[START Given data]

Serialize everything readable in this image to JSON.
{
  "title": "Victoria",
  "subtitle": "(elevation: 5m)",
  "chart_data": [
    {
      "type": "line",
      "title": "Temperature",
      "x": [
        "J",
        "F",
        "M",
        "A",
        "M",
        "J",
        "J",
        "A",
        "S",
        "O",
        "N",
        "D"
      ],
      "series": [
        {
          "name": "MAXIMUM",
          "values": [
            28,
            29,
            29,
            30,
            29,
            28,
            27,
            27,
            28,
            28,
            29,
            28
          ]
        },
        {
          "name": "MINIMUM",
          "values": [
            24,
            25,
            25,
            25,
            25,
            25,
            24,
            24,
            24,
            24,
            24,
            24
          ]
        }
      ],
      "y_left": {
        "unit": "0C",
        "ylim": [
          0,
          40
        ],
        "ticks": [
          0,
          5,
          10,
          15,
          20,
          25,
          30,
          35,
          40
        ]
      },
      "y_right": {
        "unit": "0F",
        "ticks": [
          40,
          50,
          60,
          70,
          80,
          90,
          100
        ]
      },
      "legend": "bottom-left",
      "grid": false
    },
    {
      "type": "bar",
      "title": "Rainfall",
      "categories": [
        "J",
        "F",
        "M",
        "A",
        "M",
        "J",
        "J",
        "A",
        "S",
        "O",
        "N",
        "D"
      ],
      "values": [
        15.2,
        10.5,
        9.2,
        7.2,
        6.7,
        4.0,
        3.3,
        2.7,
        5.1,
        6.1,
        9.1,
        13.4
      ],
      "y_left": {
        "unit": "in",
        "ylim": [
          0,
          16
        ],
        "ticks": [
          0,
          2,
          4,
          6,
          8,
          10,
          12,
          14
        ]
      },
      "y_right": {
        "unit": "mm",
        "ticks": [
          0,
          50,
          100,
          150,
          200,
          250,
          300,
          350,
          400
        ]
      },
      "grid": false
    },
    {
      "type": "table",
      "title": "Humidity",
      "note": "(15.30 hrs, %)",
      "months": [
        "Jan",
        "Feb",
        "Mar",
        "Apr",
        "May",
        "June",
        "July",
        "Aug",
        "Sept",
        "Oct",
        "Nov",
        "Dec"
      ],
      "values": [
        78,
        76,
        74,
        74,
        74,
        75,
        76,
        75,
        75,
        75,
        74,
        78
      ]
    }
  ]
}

[END Given data]

Your task:
Set down every line of the listing above again, exactly as given.

Task solution:
Serialize everything readable in this image to JSON.
{
  "title": "Victoria",
  "subtitle": "(elevation: 5m)",
  "chart_data": [
    {
      "type": "line",
      "title": "Temperature",
      "x": [
        "J",
        "F",
        "M",
        "A",
        "M",
        "J",
        "J",
        "A",
        "S",
        "O",
        "N",
        "D"
      ],
      "series": [
        {
          "name": "MAXIMUM",
          "values": [
            28,
            29,
            29,
            30,
            29,
            28,
            27,
            27,
            28,
            28,
            29,
            28
          ]
        },
        {
          "name": "MINIMUM",
          "values": [
            24,
            25,
            25,
            25,
            25,
            25,
            24,
            24,
            24,
            24,
            24,
            24
          ]
        }
      ],
      "y_left": {
        "unit": "0C",
        "ylim": [
          0,
          40
        ],
        "ticks": [
          0,
          5,
          10,
          15,
          20,
          25,
          30,
          35,
          40
        ]
      },
      "y_right": {
        "unit": "0F",
        "ticks": [
          40,
          50,
          60,
          70,
          80,
          90,
          100
        ]
      },
      "legend": "bottom-left",
      "grid": false
    },
    {
      "type": "bar",
      "title": "Rainfall",
      "categories": [
        "J",
        "F",
        "M",
        "A",
        "M",
        "J",
        "J",
        "A",
        "S",
        "O",
        "N",
        "D"
      ],
      "values": [
        15.2,
        10.5,
        9.2,
        7.2,
        6.7,
        4.0,
        3.3,
        2.7,
        5.1,
        6.1,
        9.1,
        13.4
      ],
      "y_left": {
        "unit": "in",
        "ylim": [
          0,
          16
        ],
        "ticks": [
          0,
          2,
          4,
          6,
          8,
          10,
          12,
          14
        ]
      },
      "y_right": {
        "unit": "mm",
        "ticks": [
          0,
          50,
          100,
          150,
          200,
          250,
          300,
          350,
          400
        ]
      },
      "grid": false
    },
    {
      "type": "table",
      "title": "Humidity",
      "note": "(15.30 hrs, %)",
      "months": [
        "Jan",
        "Feb",
        "Mar",
        "Apr",
        "May",
        "June",
        "July",
        "Aug",
        "Sept",
        "Oct",
        "Nov",
        "Dec"
      ],
      "values": [
        78,
        76,
        74,
        74,
        74,
        75,
        76,
        75,
        75,
        75,
        74,
        78
      ]
    }
  ]
}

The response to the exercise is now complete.